■ Set task: Could you extract every entry below and reproduce it exactly?

Part of a data file
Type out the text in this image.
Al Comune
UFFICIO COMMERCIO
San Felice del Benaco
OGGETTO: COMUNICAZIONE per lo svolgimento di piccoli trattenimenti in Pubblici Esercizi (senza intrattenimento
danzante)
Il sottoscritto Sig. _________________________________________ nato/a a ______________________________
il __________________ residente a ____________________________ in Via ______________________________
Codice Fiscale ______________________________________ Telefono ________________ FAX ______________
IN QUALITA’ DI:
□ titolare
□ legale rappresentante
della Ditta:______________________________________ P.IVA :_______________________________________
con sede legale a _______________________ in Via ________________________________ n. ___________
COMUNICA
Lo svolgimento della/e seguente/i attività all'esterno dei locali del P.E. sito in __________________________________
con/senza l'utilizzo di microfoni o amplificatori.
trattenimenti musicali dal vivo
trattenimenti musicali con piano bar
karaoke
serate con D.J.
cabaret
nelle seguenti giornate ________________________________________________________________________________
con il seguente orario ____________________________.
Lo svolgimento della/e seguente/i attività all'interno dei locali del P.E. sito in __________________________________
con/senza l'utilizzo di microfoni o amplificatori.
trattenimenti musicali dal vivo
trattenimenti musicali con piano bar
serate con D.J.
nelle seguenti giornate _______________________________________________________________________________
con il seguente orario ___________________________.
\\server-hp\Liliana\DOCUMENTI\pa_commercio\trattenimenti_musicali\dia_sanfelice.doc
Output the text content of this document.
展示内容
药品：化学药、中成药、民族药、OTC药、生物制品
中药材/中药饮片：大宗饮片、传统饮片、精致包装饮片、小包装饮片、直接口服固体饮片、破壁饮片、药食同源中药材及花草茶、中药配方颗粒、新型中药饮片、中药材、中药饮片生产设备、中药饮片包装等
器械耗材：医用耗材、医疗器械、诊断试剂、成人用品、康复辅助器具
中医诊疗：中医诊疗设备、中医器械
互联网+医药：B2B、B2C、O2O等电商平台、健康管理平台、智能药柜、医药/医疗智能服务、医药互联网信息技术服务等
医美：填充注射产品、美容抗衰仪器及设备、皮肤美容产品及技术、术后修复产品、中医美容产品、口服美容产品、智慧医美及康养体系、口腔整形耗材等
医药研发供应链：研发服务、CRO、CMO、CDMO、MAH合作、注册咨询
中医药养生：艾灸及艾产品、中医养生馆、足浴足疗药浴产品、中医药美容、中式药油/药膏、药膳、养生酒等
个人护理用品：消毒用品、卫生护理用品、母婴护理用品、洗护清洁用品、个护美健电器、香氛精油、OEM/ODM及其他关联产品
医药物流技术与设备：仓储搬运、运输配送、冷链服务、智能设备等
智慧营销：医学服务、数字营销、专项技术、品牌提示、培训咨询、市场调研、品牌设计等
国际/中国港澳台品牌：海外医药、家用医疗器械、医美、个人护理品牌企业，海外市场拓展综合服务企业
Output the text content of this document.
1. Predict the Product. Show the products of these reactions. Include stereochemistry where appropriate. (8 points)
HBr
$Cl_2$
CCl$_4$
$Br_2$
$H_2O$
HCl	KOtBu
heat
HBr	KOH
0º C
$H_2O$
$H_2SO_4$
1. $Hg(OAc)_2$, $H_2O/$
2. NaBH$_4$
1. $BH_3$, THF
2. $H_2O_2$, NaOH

■ Response to the exercise:
Type out the text in this image.
Al Comune
UFFICIO COMMERCIO
San Felice del Benaco
OGGETTO: COMUNICAZIONE per lo svolgimento di piccoli trattenimenti in Pubblici Esercizi (senza intrattenimento
danzante)
Il sottoscritto Sig. _________________________________________ nato/a a ______________________________
il __________________ residente a ____________________________ in Via ______________________________
Codice Fiscale ______________________________________ Telefono ________________ FAX ______________
IN QUALITA’ DI:
□ titolare
□ legale rappresentante
della Ditta:______________________________________ P.IVA :_______________________________________
con sede legale a _______________________ in Via ________________________________ n. ___________
COMUNICA
Lo svolgimento della/e seguente/i attività all'esterno dei locali del P.E. sito in __________________________________
con/senza l'utilizzo di microfoni o amplificatori.
trattenimenti musicali dal vivo
trattenimenti musicali con piano bar
karaoke
serate con D.J.
cabaret
nelle seguenti giornate ________________________________________________________________________________
con il seguente orario ____________________________.
Lo svolgimento della/e seguente/i attività all'interno dei locali del P.E. sito in __________________________________
con/senza l'utilizzo di microfoni o amplificatori.
trattenimenti musicali dal vivo
trattenimenti musicali con piano bar
serate con D.J.
nelle seguenti giornate _______________________________________________________________________________
con il seguente orario ___________________________.
\\server-hp\Liliana\DOCUMENTI\pa_commercio\trattenimenti_musicali\dia_sanfelice.doc
Output the text content of this document.
展示内容
药品：化学药、中成药、民族药、OTC药、生物制品
中药材/中药饮片：大宗饮片、传统饮片、精致包装饮片、小包装饮片、直接口服固体饮片、破壁饮片、药食同源中药材及花草茶、中药配方颗粒、新型中药饮片、中药材、中药饮片生产设备、中药饮片包装等
器械耗材：医用耗材、医疗器械、诊断试剂、成人用品、康复辅助器具
中医诊疗：中医诊疗设备、中医器械
互联网+医药：B2B、B2C、O2O等电商平台、健康管理平台、智能药柜、医药/医疗智能服务、医药互联网信息技术服务等
医美：填充注射产品、美容抗衰仪器及设备、皮肤美容产品及技术、术后修复产品、中医美容产品、口服美容产品、智慧医美及康养体系、口腔整形耗材等
医药研发供应链：研发服务、CRO、CMO、CDMO、MAH合作、注册咨询
中医药养生：艾灸及艾产品、中医养生馆、足浴足疗药浴产品、中医药美容、中式药油/药膏、药膳、养生酒等
个人护理用品：消毒用品、卫生护理用品、母婴护理用品、洗护清洁用品、个护美健电器、香氛精油、OEM/ODM及其他关联产品
医药物流技术与设备：仓储搬运、运输配送、冷链服务、智能设备等
智慧营销：医学服务、数字营销、专项技术、品牌提示、培训咨询、市场调研、品牌设计等
国际/中国港澳台品牌：海外医药、家用医疗器械、医美、个人护理品牌企业，海外市场拓展综合服务企业
Output the text content of this document.
1. Predict the Product. Show the products of these reactions. Include stereochemistry where appropriate. (8 points)
HBr
$Cl_2$
CCl$_4$
$Br_2$
$H_2O$
HCl	KOtBu
heat
HBr	KOH
0º C
$H_2O$
$H_2SO_4$
1. $Hg(OAc)_2$, $H_2O/$
2. NaBH$_4$
1. $BH_3$, THF
2. $H_2O_2$, NaOH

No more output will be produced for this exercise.